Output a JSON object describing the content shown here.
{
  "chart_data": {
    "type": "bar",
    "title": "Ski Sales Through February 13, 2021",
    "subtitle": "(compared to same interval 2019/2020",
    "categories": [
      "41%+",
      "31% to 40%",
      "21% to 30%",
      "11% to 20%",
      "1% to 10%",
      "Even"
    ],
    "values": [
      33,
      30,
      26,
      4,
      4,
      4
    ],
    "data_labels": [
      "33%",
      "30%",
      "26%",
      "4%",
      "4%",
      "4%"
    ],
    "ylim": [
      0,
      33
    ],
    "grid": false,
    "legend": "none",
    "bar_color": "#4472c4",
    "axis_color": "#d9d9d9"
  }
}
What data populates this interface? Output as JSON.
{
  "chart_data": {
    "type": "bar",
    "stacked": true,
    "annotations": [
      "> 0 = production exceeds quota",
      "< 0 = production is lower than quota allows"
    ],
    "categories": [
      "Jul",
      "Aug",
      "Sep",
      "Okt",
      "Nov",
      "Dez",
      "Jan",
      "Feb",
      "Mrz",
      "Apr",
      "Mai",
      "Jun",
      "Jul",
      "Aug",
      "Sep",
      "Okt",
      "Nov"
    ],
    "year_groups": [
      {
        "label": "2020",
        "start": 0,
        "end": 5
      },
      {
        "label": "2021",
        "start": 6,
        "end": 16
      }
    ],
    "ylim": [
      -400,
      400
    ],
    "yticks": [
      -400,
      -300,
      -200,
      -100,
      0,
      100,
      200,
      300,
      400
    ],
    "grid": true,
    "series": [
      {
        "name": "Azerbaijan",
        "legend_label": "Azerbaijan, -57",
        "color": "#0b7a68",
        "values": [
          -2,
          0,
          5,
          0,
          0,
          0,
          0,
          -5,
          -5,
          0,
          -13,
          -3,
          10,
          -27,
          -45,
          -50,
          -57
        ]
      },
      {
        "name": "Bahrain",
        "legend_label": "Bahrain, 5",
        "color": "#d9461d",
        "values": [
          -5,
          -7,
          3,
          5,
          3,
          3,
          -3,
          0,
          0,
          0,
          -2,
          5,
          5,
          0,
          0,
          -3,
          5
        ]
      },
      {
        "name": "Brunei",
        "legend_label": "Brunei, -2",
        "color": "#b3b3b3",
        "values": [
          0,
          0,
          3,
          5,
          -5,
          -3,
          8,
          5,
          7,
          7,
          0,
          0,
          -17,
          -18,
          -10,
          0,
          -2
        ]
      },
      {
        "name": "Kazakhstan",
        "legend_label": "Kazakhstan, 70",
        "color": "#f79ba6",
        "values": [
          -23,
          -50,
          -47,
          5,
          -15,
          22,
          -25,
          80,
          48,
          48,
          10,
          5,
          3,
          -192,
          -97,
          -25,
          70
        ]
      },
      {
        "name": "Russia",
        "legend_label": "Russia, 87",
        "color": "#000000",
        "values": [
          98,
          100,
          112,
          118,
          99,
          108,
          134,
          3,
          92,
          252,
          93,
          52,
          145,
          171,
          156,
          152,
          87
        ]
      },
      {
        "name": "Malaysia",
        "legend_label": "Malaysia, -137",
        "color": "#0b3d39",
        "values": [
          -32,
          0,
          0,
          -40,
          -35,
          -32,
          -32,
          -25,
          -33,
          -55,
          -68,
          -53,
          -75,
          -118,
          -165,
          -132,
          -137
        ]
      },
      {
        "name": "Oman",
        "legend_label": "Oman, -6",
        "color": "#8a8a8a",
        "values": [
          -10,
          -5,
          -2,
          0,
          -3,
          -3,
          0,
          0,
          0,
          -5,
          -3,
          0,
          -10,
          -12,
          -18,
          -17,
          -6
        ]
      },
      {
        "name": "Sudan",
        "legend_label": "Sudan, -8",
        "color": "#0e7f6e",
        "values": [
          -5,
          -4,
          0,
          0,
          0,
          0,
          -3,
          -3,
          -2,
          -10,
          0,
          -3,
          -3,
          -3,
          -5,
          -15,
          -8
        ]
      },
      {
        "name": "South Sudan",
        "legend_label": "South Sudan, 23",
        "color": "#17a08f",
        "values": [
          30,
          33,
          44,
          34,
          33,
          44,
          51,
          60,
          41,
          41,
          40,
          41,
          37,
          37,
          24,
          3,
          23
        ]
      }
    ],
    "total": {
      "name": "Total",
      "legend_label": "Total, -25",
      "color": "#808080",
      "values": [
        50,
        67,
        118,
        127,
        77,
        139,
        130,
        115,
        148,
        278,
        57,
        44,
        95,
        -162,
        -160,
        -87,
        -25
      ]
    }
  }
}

Given task —
Copy the material above verbatim.

Expected output —
Output a JSON object describing the content shown here.
{
  "chart_data": {
    "type": "bar",
    "title": "Ski Sales Through February 13, 2021",
    "subtitle": "(compared to same interval 2019/2020",
    "categories": [
      "41%+",
      "31% to 40%",
      "21% to 30%",
      "11% to 20%",
      "1% to 10%",
      "Even"
    ],
    "values": [
      33,
      30,
      26,
      4,
      4,
      4
    ],
    "data_labels": [
      "33%",
      "30%",
      "26%",
      "4%",
      "4%",
      "4%"
    ],
    "ylim": [
      0,
      33
    ],
    "grid": false,
    "legend": "none",
    "bar_color": "#4472c4",
    "axis_color": "#d9d9d9"
  }
}
What data populates this interface? Output as JSON.
{
  "chart_data": {
    "type": "bar",
    "stacked": true,
    "annotations": [
      "> 0 = production exceeds quota",
      "< 0 = production is lower than quota allows"
    ],
    "categories": [
      "Jul",
      "Aug",
      "Sep",
      "Okt",
      "Nov",
      "Dez",
      "Jan",
      "Feb",
      "Mrz",
      "Apr",
      "Mai",
      "Jun",
      "Jul",
      "Aug",
      "Sep",
      "Okt",
      "Nov"
    ],
    "year_groups": [
      {
        "label": "2020",
        "start": 0,
        "end": 5
      },
      {
        "label": "2021",
        "start": 6,
        "end": 16
      }
    ],
    "ylim": [
      -400,
      400
    ],
    "yticks": [
      -400,
      -300,
      -200,
      -100,
      0,
      100,
      200,
      300,
      400
    ],
    "grid": true,
    "series": [
      {
        "name": "Azerbaijan",
        "legend_label": "Azerbaijan, -57",
        "color": "#0b7a68",
        "values": [
          -2,
          0,
          5,
          0,
          0,
          0,
          0,
          -5,
          -5,
          0,
          -13,
          -3,
          10,
          -27,
          -45,
          -50,
          -57
        ]
      },
      {
        "name": "Bahrain",
        "legend_label": "Bahrain, 5",
        "color": "#d9461d",
        "values": [
          -5,
          -7,
          3,
          5,
          3,
          3,
          -3,
          0,
          0,
          0,
          -2,
          5,
          5,
          0,
          0,
          -3,
          5
        ]
      },
      {
        "name": "Brunei",
        "legend_label": "Brunei, -2",
        "color": "#b3b3b3",
        "values": [
          0,
          0,
          3,
          5,
          -5,
          -3,
          8,
          5,
          7,
          7,
          0,
          0,
          -17,
          -18,
          -10,
          0,
          -2
        ]
      },
      {
        "name": "Kazakhstan",
        "legend_label": "Kazakhstan, 70",
        "color": "#f79ba6",
        "values": [
          -23,
          -50,
          -47,
          5,
          -15,
          22,
          -25,
          80,
          48,
          48,
          10,
          5,
          3,
          -192,
          -97,
          -25,
          70
        ]
      },
      {
        "name": "Russia",
        "legend_label": "Russia, 87",
        "color": "#000000",
        "values": [
          98,
          100,
          112,
          118,
          99,
          108,
          134,
          3,
          92,
          252,
          93,
          52,
          145,
          171,
          156,
          152,
          87
        ]
      },
      {
        "name": "Malaysia",
        "legend_label": "Malaysia, -137",
        "color": "#0b3d39",
        "values": [
          -32,
          0,
          0,
          -40,
          -35,
          -32,
          -32,
          -25,
          -33,
          -55,
          -68,
          -53,
          -75,
          -118,
          -165,
          -132,
          -137
        ]
      },
      {
        "name": "Oman",
        "legend_label": "Oman, -6",
        "color": "#8a8a8a",
        "values": [
          -10,
          -5,
          -2,
          0,
          -3,
          -3,
          0,
          0,
          0,
          -5,
          -3,
          0,
          -10,
          -12,
          -18,
          -17,
          -6
        ]
      },
      {
        "name": "Sudan",
        "legend_label": "Sudan, -8",
        "color": "#0e7f6e",
        "values": [
          -5,
          -4,
          0,
          0,
          0,
          0,
          -3,
          -3,
          -2,
          -10,
          0,
          -3,
          -3,
          -3,
          -5,
          -15,
          -8
        ]
      },
      {
        "name": "South Sudan",
        "legend_label": "South Sudan, 23",
        "color": "#17a08f",
        "values": [
          30,
          33,
          44,
          34,
          33,
          44,
          51,
          60,
          41,
          41,
          40,
          41,
          37,
          37,
          24,
          3,
          23
        ]
      }
    ],
    "total": {
      "name": "Total",
      "legend_label": "Total, -25",
      "color": "#808080",
      "values": [
        50,
        67,
        118,
        127,
        77,
        139,
        130,
        115,
        148,
        278,
        57,
        44,
        95,
        -162,
        -160,
        -87,
        -25
      ]
    }
  }
}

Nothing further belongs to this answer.